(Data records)
----
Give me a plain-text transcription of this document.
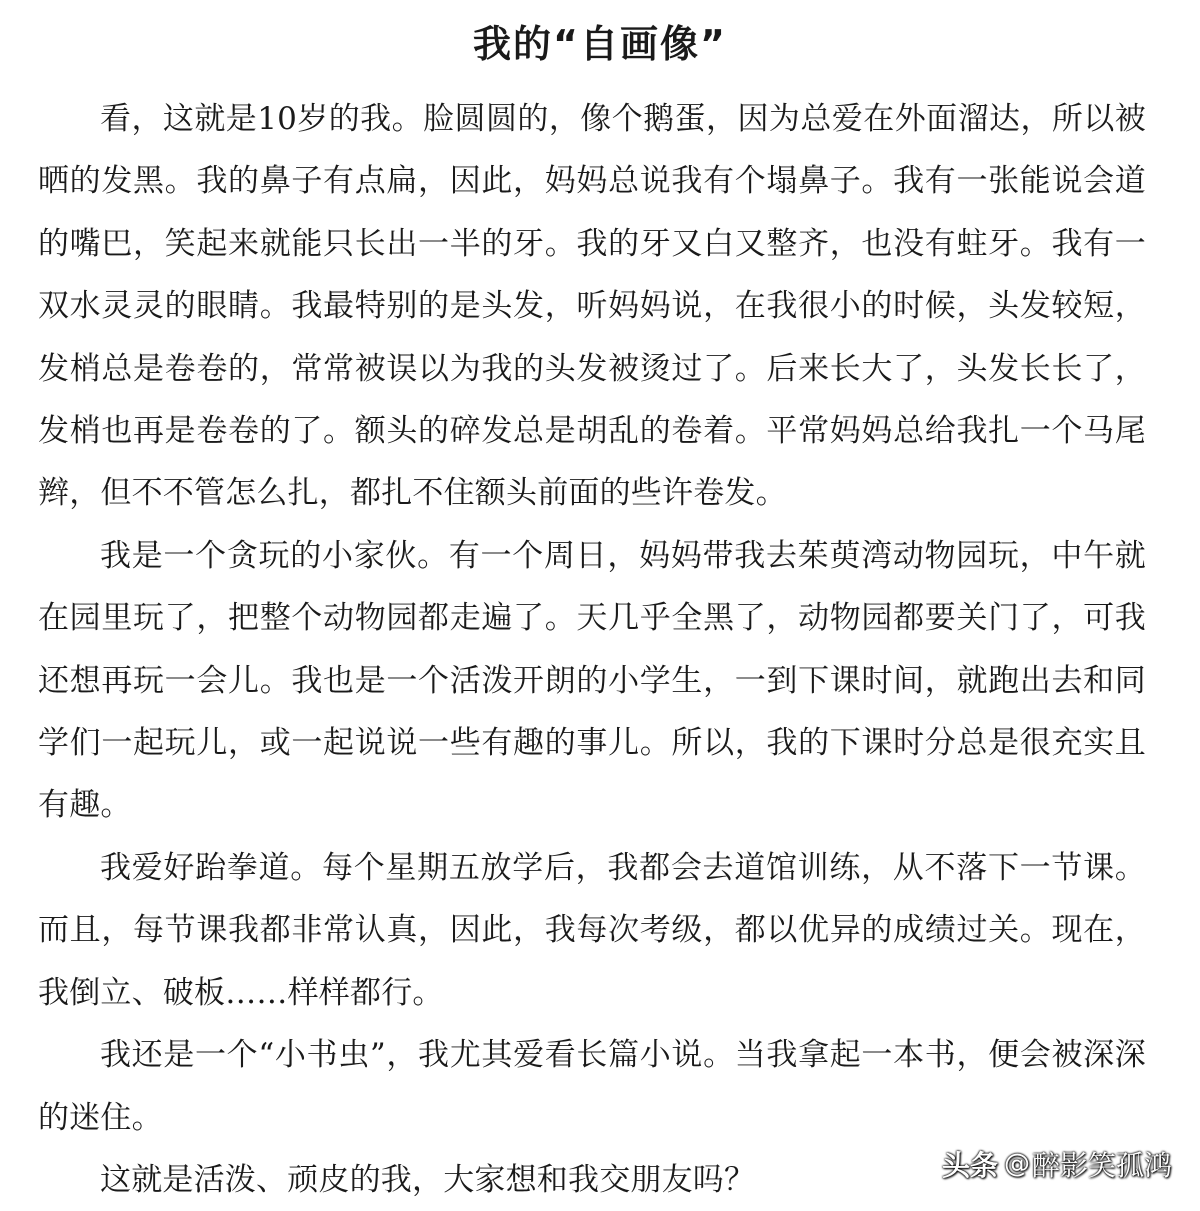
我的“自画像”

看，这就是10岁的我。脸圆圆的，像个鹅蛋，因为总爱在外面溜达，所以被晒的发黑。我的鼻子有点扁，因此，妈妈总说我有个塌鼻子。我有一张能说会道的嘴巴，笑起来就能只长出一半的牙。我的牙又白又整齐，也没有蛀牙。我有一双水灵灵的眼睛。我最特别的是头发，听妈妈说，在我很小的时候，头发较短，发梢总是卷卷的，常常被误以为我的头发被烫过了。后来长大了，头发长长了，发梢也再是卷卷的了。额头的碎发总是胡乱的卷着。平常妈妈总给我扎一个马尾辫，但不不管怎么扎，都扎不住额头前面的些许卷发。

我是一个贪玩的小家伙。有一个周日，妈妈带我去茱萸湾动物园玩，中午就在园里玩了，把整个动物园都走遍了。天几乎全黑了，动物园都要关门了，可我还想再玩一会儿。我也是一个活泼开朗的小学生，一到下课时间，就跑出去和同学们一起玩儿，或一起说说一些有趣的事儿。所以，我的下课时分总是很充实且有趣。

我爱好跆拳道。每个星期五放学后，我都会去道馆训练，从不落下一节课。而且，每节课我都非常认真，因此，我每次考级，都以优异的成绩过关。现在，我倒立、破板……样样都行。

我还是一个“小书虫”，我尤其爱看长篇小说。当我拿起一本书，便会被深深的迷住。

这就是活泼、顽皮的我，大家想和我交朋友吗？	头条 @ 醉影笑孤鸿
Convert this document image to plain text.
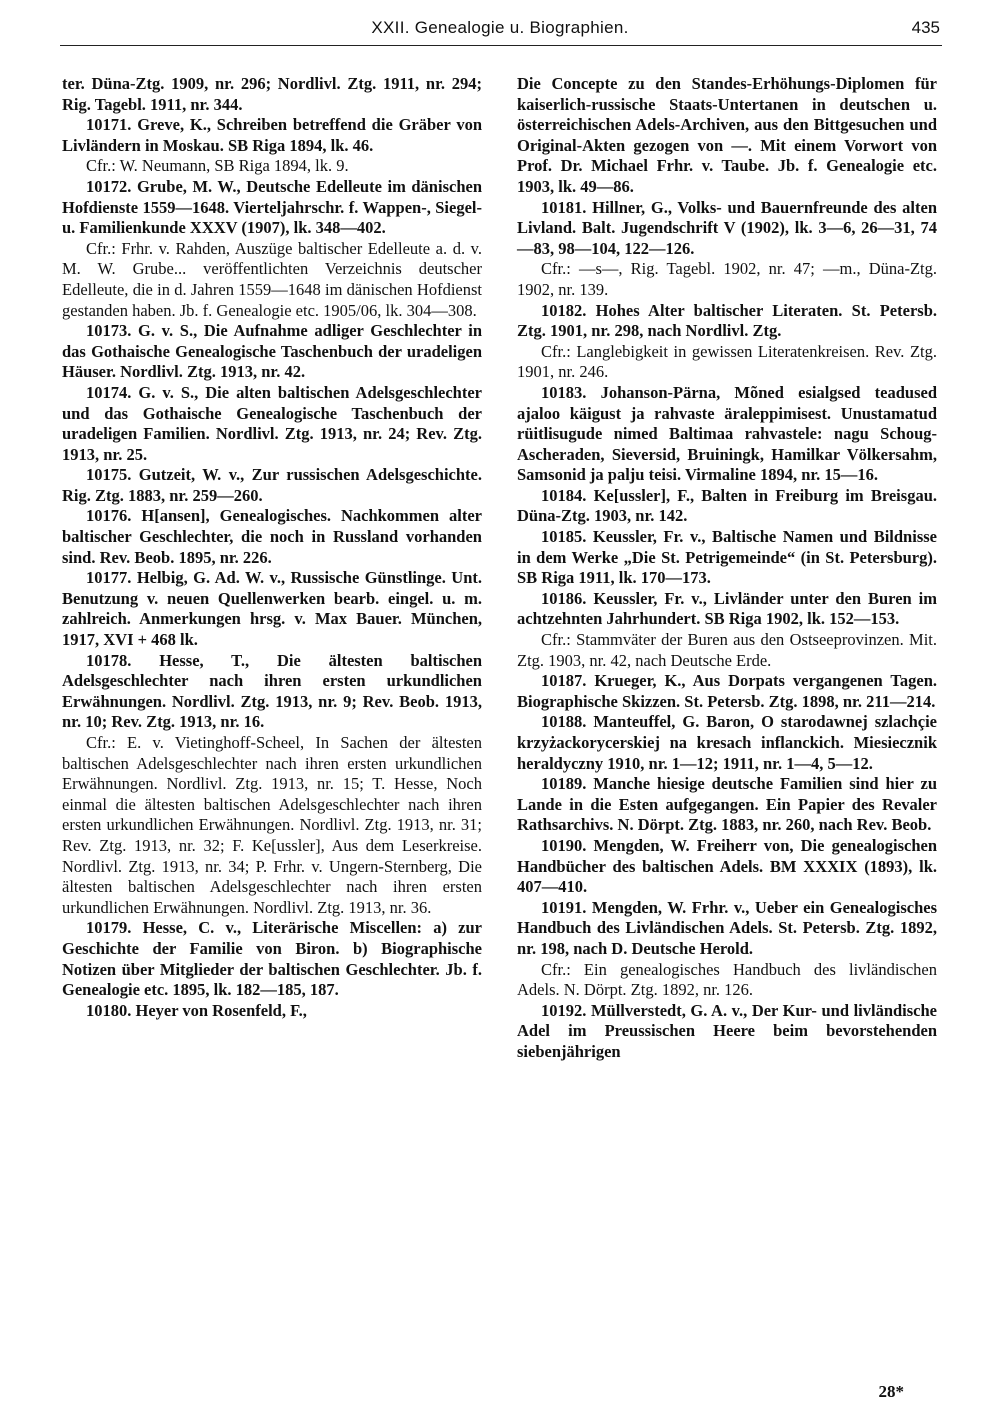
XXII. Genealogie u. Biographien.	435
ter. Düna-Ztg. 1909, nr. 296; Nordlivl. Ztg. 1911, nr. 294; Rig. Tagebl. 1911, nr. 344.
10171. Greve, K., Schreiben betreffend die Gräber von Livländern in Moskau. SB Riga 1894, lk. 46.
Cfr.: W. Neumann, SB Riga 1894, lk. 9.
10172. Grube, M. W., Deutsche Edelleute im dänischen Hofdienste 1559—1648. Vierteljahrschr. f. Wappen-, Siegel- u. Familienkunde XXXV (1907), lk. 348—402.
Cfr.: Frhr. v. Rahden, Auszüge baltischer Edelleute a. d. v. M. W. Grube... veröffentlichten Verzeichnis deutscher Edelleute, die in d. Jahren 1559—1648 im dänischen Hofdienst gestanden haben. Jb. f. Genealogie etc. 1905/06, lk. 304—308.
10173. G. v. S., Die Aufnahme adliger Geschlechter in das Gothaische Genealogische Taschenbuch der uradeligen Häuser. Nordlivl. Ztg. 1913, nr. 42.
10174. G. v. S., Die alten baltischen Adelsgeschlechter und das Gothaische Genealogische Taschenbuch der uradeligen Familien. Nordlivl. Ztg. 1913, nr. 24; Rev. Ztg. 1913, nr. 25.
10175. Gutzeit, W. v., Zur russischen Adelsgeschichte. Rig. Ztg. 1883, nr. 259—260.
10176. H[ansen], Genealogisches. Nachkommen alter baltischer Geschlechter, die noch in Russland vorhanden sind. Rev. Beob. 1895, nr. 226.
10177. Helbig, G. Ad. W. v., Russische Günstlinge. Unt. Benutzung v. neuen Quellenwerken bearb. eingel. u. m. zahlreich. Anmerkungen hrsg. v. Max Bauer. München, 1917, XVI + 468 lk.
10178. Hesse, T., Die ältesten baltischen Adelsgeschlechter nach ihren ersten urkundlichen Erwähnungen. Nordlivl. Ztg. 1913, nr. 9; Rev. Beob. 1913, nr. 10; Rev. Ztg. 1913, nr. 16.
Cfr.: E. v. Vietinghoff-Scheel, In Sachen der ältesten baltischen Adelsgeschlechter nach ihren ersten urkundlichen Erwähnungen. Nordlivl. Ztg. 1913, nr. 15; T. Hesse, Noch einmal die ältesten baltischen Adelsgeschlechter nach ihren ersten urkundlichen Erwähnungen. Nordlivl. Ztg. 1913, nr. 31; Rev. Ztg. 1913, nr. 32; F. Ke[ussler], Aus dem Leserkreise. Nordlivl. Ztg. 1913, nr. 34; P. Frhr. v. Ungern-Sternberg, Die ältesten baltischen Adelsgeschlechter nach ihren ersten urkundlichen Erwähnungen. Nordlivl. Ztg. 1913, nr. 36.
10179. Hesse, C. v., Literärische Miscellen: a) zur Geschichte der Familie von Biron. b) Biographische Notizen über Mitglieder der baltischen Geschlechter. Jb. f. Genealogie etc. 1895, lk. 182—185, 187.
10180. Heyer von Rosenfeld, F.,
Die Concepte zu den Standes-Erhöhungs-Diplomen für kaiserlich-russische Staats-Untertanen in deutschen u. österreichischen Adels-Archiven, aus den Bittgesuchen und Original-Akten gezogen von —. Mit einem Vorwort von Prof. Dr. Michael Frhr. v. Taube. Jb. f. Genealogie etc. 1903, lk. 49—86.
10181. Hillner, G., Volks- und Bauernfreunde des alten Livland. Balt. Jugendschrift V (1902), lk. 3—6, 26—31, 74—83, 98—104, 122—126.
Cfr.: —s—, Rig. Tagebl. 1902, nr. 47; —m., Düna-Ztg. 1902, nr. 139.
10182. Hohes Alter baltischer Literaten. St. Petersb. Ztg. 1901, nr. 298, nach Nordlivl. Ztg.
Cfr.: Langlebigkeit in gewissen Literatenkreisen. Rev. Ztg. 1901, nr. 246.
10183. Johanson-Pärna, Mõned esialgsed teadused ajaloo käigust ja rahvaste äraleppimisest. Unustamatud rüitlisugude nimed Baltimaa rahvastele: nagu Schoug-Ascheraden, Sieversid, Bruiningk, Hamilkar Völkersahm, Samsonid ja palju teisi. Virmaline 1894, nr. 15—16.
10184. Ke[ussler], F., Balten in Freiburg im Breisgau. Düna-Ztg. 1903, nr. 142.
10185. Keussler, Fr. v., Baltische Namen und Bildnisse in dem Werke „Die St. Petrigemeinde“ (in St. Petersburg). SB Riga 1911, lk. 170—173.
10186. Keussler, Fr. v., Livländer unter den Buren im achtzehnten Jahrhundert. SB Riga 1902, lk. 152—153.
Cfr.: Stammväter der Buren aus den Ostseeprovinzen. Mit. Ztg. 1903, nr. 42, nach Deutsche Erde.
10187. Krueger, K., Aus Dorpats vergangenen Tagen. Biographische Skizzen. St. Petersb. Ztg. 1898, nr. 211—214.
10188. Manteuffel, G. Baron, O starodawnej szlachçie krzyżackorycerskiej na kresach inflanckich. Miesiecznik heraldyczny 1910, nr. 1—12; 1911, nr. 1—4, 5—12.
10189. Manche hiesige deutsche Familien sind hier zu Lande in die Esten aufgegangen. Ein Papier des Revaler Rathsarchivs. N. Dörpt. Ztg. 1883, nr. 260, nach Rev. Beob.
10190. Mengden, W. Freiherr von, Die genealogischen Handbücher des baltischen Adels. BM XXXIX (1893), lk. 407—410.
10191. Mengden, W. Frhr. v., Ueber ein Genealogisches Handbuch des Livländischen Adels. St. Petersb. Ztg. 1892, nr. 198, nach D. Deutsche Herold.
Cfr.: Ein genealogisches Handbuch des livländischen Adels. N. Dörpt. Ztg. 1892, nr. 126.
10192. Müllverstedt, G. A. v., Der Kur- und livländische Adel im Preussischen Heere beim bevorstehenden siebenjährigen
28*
----
### WHAT IS REQUIRED
Show every line above in which the word "document" occurs.

### SOLUTION TO THE PROBLEM
Give me a plain-text transcription of this document.
Convert this document image to plain text.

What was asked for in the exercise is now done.